TEXT TO READ:
■ ■ ■ ■

Jobs and Tasks

Jobs define what can be executed; tasks are individual invocations of a job. A job is a named, schema-validated function registered by a worker (or the server itself for internal jobs). A task carries a payload through a state machine from submission to completion.

Job Naming

Every job has a full name built from three colon-delimited parts:

{room_id}:{category}:{name}

For example: @global:modifiers:Rotate, room_42:analysis:RDF, @internal:modifiers:CenterAtoms.

Room Types

Room ID	Scope	Who can register
@global	Visible to all rooms	Superuser only
@internal	Server-side taskiq jobs, never claimed by remote workers	Superuser only
Any other string (e.g. room_123)	Room-scoped, visible only from that room	Any authenticated user

Validation Rules

• @ is reserved. Regular room IDs cannot contain @. The validate_room_id() dependency enforces this, raising a 400 Bad Request (RFC 9457 InvalidRoomId) for any room ID containing @ or : that is not exactly @global or @internal.
• : is the delimiter. Room IDs cannot contain : either, since that would make the full name ambiguous.

■ ■ ■ ■

RECORDS:
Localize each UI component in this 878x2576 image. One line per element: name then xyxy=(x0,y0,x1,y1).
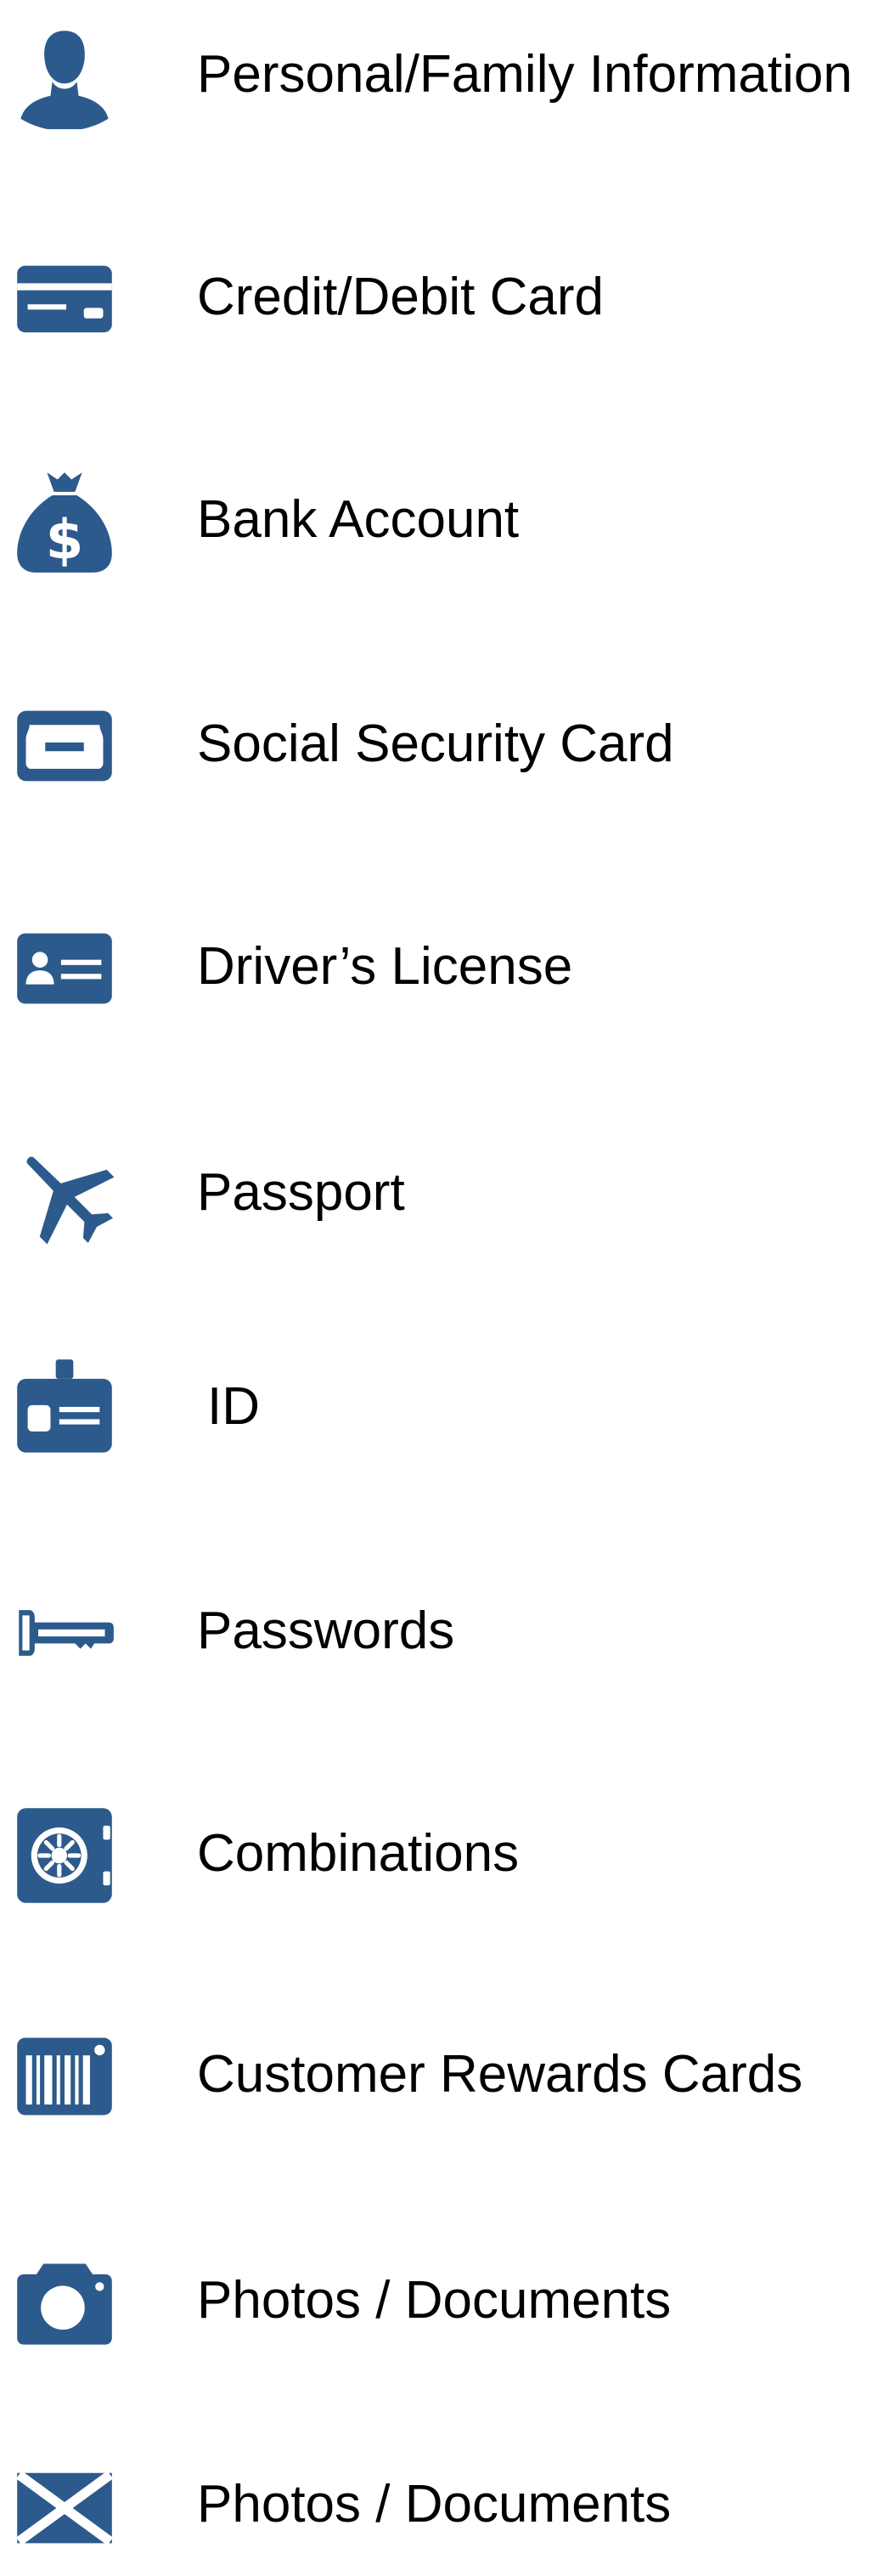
credit-card-icon xyxy=(12,246,117,352)
list-item-label: ID xyxy=(207,1377,260,1436)
money-bag-icon: $ xyxy=(12,469,117,574)
camera-icon xyxy=(12,2250,117,2355)
list-item-label: Social Security Card xyxy=(197,715,674,773)
list-item-bank-account[interactable]: $ Bank Account xyxy=(0,452,878,588)
list-item-personal-family-information[interactable]: Personal/Family Information xyxy=(0,7,878,143)
list-item-label: Customer Rewards Cards xyxy=(197,2045,803,2104)
list-item-label: Photos / Documents xyxy=(197,2271,672,2330)
list-item-label: Passport xyxy=(197,1163,405,1222)
list-item-label: Combinations xyxy=(197,1824,520,1883)
list-item-passwords[interactable]: Passwords xyxy=(0,1563,878,1699)
list-item-label: Personal/Family Information xyxy=(197,45,853,104)
list-item-label: Credit/Debit Card xyxy=(197,268,604,326)
list-item-passport[interactable]: Passport xyxy=(0,1125,878,1261)
barcode-card-icon xyxy=(12,2024,117,2129)
list-item-label: Photos / Documents xyxy=(197,2475,672,2534)
svg-text:$: $ xyxy=(46,509,84,572)
person-icon xyxy=(12,24,117,129)
list-item-photos-documents[interactable]: Photos / Documents xyxy=(0,2233,878,2369)
list-item-id[interactable]: ID xyxy=(0,1339,878,1475)
list-item-customer-rewards-cards[interactable]: Customer Rewards Cards xyxy=(0,2007,878,2143)
key-icon xyxy=(12,1580,117,1686)
list-item-social-security-card[interactable]: Social Security Card xyxy=(0,676,878,812)
list-item-credit-debit-card[interactable]: Credit/Debit Card xyxy=(0,229,878,365)
list-item-label: Driver’s License xyxy=(197,937,573,996)
list-item-drivers-license[interactable]: Driver’s License xyxy=(0,899,878,1035)
list-item-photos-documents-2[interactable]: Photos / Documents xyxy=(0,2437,878,2573)
airplane-icon xyxy=(12,1142,117,1247)
safe-icon xyxy=(12,1803,117,1908)
list-item-combinations[interactable]: Combinations xyxy=(0,1786,878,1922)
flag-icon xyxy=(12,2454,117,2559)
list-item-label: Passwords xyxy=(197,1602,455,1660)
list-item-label: Bank Account xyxy=(197,490,520,549)
social-security-card-icon xyxy=(12,693,117,799)
id-badge-icon xyxy=(12,1356,117,1461)
category-list: Personal/Family Information Credit/Debit… xyxy=(0,0,878,2576)
drivers-license-icon xyxy=(12,916,117,1021)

■ ■ ■ ■

LIST OF TASKS:
1) In the jobs and tasks text, copy everything from "Jobs define what" down to "submission to completion." word for word.
2) Condense the paragraph of the jobs and tasks text that opens with "Jobs define what can be executed" into a short bulleted list that keeps its main facts.
3) Extend the jobs and tasks text, picking up right after its final sentence.
The entries have nothing to do with what you are asked to do.

TASK-BY-TASK OUTPUTS:
1)
Jobs define what can be executed; tasks are individual invocations of a job. A job is a named, schema-validated function registered by a worker (or the server itself for internal jobs). A task carries a payload through a state machine from submission to completion.

2)
- Jobs define what can be executed, and tasks are individual invocations of a job.
- A job is a named, schema-validated function registered by a worker, or by the server itself for internal jobs.
- A task carries a payload through a state machine from submission to completion.

3)
• Category allow-list. The category must appear in settings.allowed_categories (default: modifiers, selections, analysis). Unrecognized categories return 400 Bad Request (InvalidCategory).
• Schema conflict. If a job with the same (room_id, category, name) tuple already exists and is active, the incoming schema must match exactly. A mismatch returns 409 Conflict (SchemaConflict). Different rooms can register the same category:name combination with different schemas.

Database Constraint

Jobs are stored with a UniqueConstraint("room_id", "category", "name") on the job table. The composite index on (room_id, category, name) enforces uniqueness at the database level.

Soft Deletion

Jobs are never hard-deleted. When a job loses all its workers and has no pending tasks, the sweeper (or the task-update endpoint) marks it deleted=True. This preserves the full task history for completed, failed, and cancelled tasks.

Re-registering a soft-deleted job reactivates it (deleted=False) and replaces the schema with the one provided in the new registration request.

@internal jobs are exempt from orphan cleanup -- they are registered at server startup and remain active regardless of worker count.

Task Lifecycle

Each task progresses through a state machine. Terminal states are final -- no further transitions are allowed.

stateDiagram-v2
    [*] --> PENDING : submit_task

    PENDING --> CLAIMED : Worker claims (POST /tasks/claim)\nor automatic for @internal
    PENDING --> CANCELLED : User cancels before claim

    CLAIMED --> RUNNING : Worker starts execution\n(PATCH /tasks/{id} status=running)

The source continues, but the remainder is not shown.